Stored data
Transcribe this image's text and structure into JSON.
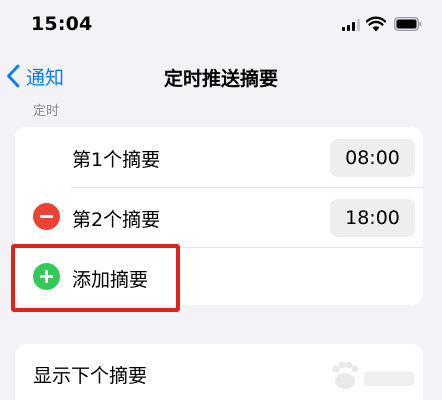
{
  "status_bar": {
    "time": "15:04",
    "icons": [
      "cellular-signal-icon",
      "wifi-icon",
      "battery-icon"
    ]
  },
  "nav": {
    "back_label": "通知",
    "title": "定时推送摘要"
  },
  "section": {
    "header": "定时"
  },
  "schedule": {
    "items": [
      {
        "label": "第1个摘要",
        "time": "08:00"
      },
      {
        "label": "第2个摘要",
        "time": "18:00",
        "icon": "remove-circle-icon"
      }
    ],
    "add_label": "添加摘要",
    "add_icon": "add-circle-icon"
  },
  "next_section": {
    "label": "显示下个摘要"
  },
  "colors": {
    "accent": "#0a7aff",
    "delete": "#ea4335",
    "add": "#34c759",
    "highlight": "#e0231a",
    "background": "#f2f2f7"
  }
}
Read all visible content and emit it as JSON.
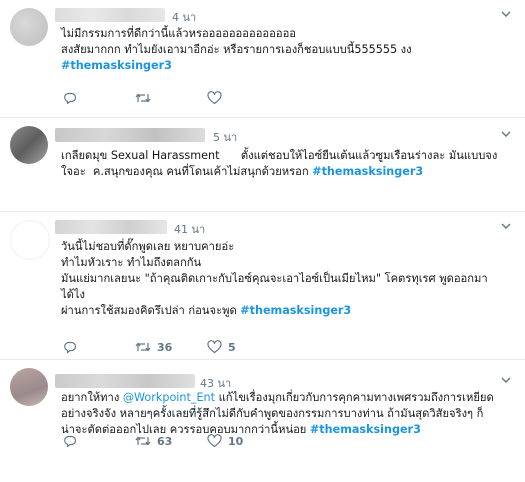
{
  "tweets": [
    {
      "time": "4 นา",
      "lines": [
        [
          {
            "t": "text",
            "v": "ไม่มีกรรมการที่ดีกว่านี้แล้วหรออออออออออออออ"
          }
        ],
        [
          {
            "t": "text",
            "v": "สงสัยมากกก ทำไมยังเอามาอีกอ่ะ หรือรายการเองก็ชอบแบบนี้555555 งง"
          }
        ],
        [
          {
            "t": "tag",
            "v": "#themasksinger3"
          }
        ]
      ],
      "actions": {
        "reply_count": "",
        "retweet_count": "",
        "like_count": ""
      }
    },
    {
      "time": "5 นา",
      "lines": [
        [
          {
            "t": "text",
            "v": "เกลียดมุข Sexual Harassment      ตั้งแต่ชอบให้ไอซ์ยืนเต้นแล้วซูมเรือนร่างละ มันแบบจง"
          }
        ],
        [
          {
            "t": "text",
            "v": "ใจอะ  ค.สนุกของคุณ คนที่โดนเค้าไม่สนุกด้วยหรอก "
          },
          {
            "t": "tag",
            "v": "#themasksinger3"
          }
        ]
      ],
      "actions": {
        "reply_count": "",
        "retweet_count": "",
        "like_count": ""
      }
    },
    {
      "time": "41 นา",
      "lines": [
        [
          {
            "t": "text",
            "v": "วันนี้ไม่ชอบที่ดั๊กพูดเลย หยาบคายอ่ะ"
          }
        ],
        [
          {
            "t": "text",
            "v": "ทำไมหัวเราะ ทำไมถึงตลกกัน"
          }
        ],
        [
          {
            "t": "text",
            "v": "มันแย่มากเลยนะ \"ถ้าคุณติดเกาะกับไอซ์คุณจะเอาไอซ์เป็นเมียไหม\" โคตรทุเรศ พูดออกมา"
          }
        ],
        [
          {
            "t": "text",
            "v": "ได้ไง"
          }
        ],
        [
          {
            "t": "text",
            "v": "ผ่านการใช้สมองคิดรึเปล่า ก่อนจะพูด "
          },
          {
            "t": "tag",
            "v": "#themasksinger3"
          }
        ]
      ],
      "actions": {
        "reply_count": "",
        "retweet_count": "36",
        "like_count": "5"
      }
    },
    {
      "time": "43 นา",
      "lines": [
        [
          {
            "t": "text",
            "v": "อยากให้ทาง "
          },
          {
            "t": "mention",
            "v": "@Workpoint_Ent"
          },
          {
            "t": "text",
            "v": " แก้ไขเรื่องมุกเกี่ยวกับการคุกคามทางเพศรวมถึงการเหยียด"
          }
        ],
        [
          {
            "t": "text",
            "v": "อย่างจริงจัง หลายๆครั้งเลยที่รู้สึกไม่ดีกับคำพูดของกรรมการบางท่าน ถ้ามันสุดวิสัยจริงๆ ก็"
          }
        ],
        [
          {
            "t": "text",
            "v": "น่าจะตัดต่อออกไปเลย ควรรอบคอบมากกว่านี้หน่อย "
          },
          {
            "t": "tag",
            "v": "#themasksinger3"
          }
        ]
      ],
      "actions": {
        "reply_count": "",
        "retweet_count": "63",
        "like_count": "10"
      }
    }
  ],
  "icons": {
    "reply": "reply-icon",
    "retweet": "retweet-icon",
    "like": "like-icon",
    "caret": "chevron-down-icon"
  },
  "colors": {
    "hashtag": "#1b95e0",
    "meta": "#657786",
    "divider": "#e6ecf0"
  }
}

▸ **The task**
The records above are to be restated exactly, without their pictures.

▸ **Output of the exercise**
Transcribe this image's text and structure into JSON.
{
  "status_bar": {
    "time": "15:04",
    "icons": [
      "cellular-signal-icon",
      "wifi-icon",
      "battery-icon"
    ]
  },
  "nav": {
    "back_label": "通知",
    "title": "定时推送摘要"
  },
  "section": {
    "header": "定时"
  },
  "schedule": {
    "items": [
      {
        "label": "第1个摘要",
        "time": "08:00"
      },
      {
        "label": "第2个摘要",
        "time": "18:00",
        "icon": "remove-circle-icon"
      }
    ],
    "add_label": "添加摘要",
    "add_icon": "add-circle-icon"
  },
  "next_section": {
    "label": "显示下个摘要"
  },
  "colors": {
    "accent": "#0a7aff",
    "delete": "#ea4335",
    "add": "#34c759",
    "highlight": "#e0231a",
    "background": "#f2f2f7"
  }
}
Read all visible content and emit it as JSON.
{
  "tweets": [
    {
      "time": "4 นา",
      "lines": [
        [
          {
            "t": "text",
            "v": "ไม่มีกรรมการที่ดีกว่านี้แล้วหรออออออออออออออ"
          }
        ],
        [
          {
            "t": "text",
            "v": "สงสัยมากกก ทำไมยังเอามาอีกอ่ะ หรือรายการเองก็ชอบแบบนี้555555 งง"
          }
        ],
        [
          {
            "t": "tag",
            "v": "#themasksinger3"
          }
        ]
      ],
      "actions": {
        "reply_count": "",
        "retweet_count": "",
        "like_count": ""
      }
    },
    {
      "time": "5 นา",
      "lines": [
        [
          {
            "t": "text",
            "v": "เกลียดมุข Sexual Harassment      ตั้งแต่ชอบให้ไอซ์ยืนเต้นแล้วซูมเรือนร่างละ มันแบบจง"
          }
        ],
        [
          {
            "t": "text",
            "v": "ใจอะ  ค.สนุกของคุณ คนที่โดนเค้าไม่สนุกด้วยหรอก "
          },
          {
            "t": "tag",
            "v": "#themasksinger3"
          }
        ]
      ],
      "actions": {
        "reply_count": "",
        "retweet_count": "",
        "like_count": ""
      }
    },
    {
      "time": "41 นา",
      "lines": [
        [
          {
            "t": "text",
            "v": "วันนี้ไม่ชอบที่ดั๊กพูดเลย หยาบคายอ่ะ"
          }
        ],
        [
          {
            "t": "text",
            "v": "ทำไมหัวเราะ ทำไมถึงตลกกัน"
          }
        ],
        [
          {
            "t": "text",
            "v": "มันแย่มากเลยนะ \"ถ้าคุณติดเกาะกับไอซ์คุณจะเอาไอซ์เป็นเมียไหม\" โคตรทุเรศ พูดออกมา"
          }
        ],
        [
          {
            "t": "text",
            "v": "ได้ไง"
          }
        ],
        [
          {
            "t": "text",
            "v": "ผ่านการใช้สมองคิดรึเปล่า ก่อนจะพูด "
          },
          {
            "t": "tag",
            "v": "#themasksinger3"
          }
        ]
      ],
      "actions": {
        "reply_count": "",
        "retweet_count": "36",
        "like_count": "5"
      }
    },
    {
      "time": "43 นา",
      "lines": [
        [
          {
            "t": "text",
            "v": "อยากให้ทาง "
          },
          {
            "t": "mention",
            "v": "@Workpoint_Ent"
          },
          {
            "t": "text",
            "v": " แก้ไขเรื่องมุกเกี่ยวกับการคุกคามทางเพศรวมถึงการเหยียด"
          }
        ],
        [
          {
            "t": "text",
            "v": "อย่างจริงจัง หลายๆครั้งเลยที่รู้สึกไม่ดีกับคำพูดของกรรมการบางท่าน ถ้ามันสุดวิสัยจริงๆ ก็"
          }
        ],
        [
          {
            "t": "text",
            "v": "น่าจะตัดต่อออกไปเลย ควรรอบคอบมากกว่านี้หน่อย "
          },
          {
            "t": "tag",
            "v": "#themasksinger3"
          }
        ]
      ],
      "actions": {
        "reply_count": "",
        "retweet_count": "63",
        "like_count": "10"
      }
    }
  ],
  "icons": {
    "reply": "reply-icon",
    "retweet": "retweet-icon",
    "like": "like-icon",
    "caret": "chevron-down-icon"
  },
  "colors": {
    "hashtag": "#1b95e0",
    "meta": "#657786",
    "divider": "#e6ecf0"
  }
}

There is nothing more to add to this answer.